*WRITTEN TASK*:
What lines of the data hold the string "регистрация"? Pull each one out.

*RECORD EXCERPTS*:
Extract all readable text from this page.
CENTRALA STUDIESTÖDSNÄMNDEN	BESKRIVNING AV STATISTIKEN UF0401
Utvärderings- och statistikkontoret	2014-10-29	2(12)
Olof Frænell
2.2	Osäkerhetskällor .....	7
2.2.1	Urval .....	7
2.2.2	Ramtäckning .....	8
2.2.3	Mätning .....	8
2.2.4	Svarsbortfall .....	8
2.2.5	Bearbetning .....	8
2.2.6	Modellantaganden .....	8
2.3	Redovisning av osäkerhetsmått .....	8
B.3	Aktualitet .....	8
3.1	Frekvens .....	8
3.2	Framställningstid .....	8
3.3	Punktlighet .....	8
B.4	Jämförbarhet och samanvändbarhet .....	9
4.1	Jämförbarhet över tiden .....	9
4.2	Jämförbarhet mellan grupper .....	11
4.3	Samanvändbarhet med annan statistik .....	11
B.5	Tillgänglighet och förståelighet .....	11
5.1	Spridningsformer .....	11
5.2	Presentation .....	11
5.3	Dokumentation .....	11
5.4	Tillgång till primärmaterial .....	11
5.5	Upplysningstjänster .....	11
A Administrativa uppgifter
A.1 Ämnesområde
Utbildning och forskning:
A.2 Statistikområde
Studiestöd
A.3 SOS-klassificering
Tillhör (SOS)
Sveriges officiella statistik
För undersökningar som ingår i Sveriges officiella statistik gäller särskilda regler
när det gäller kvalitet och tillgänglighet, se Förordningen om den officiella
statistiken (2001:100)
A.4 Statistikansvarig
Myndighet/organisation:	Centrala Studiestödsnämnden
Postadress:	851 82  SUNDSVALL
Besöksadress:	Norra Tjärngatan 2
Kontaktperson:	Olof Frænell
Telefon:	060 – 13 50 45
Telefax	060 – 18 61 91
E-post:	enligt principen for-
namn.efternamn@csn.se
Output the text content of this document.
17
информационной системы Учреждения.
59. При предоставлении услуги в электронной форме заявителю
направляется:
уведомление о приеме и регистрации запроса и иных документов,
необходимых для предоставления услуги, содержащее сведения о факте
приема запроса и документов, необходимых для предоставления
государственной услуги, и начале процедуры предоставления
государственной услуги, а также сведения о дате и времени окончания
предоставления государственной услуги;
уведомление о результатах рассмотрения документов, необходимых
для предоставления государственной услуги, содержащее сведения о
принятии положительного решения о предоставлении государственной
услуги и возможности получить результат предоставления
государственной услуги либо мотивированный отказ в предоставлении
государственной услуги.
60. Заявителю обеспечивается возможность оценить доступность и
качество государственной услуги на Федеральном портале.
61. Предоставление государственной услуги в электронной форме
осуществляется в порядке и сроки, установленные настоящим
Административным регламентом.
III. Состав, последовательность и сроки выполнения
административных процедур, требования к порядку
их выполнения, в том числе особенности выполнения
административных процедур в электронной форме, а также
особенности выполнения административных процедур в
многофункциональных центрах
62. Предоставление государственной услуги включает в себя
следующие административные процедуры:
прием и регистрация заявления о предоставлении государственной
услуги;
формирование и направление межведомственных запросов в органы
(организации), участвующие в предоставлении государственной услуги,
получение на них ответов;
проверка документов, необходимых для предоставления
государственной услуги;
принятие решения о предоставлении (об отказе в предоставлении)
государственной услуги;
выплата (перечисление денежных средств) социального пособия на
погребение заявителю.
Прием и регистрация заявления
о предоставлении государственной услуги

*SOLUTION TO THIS TASK*:
прием и регистрация заявления о предоставлении государственной
Прием и регистрация заявления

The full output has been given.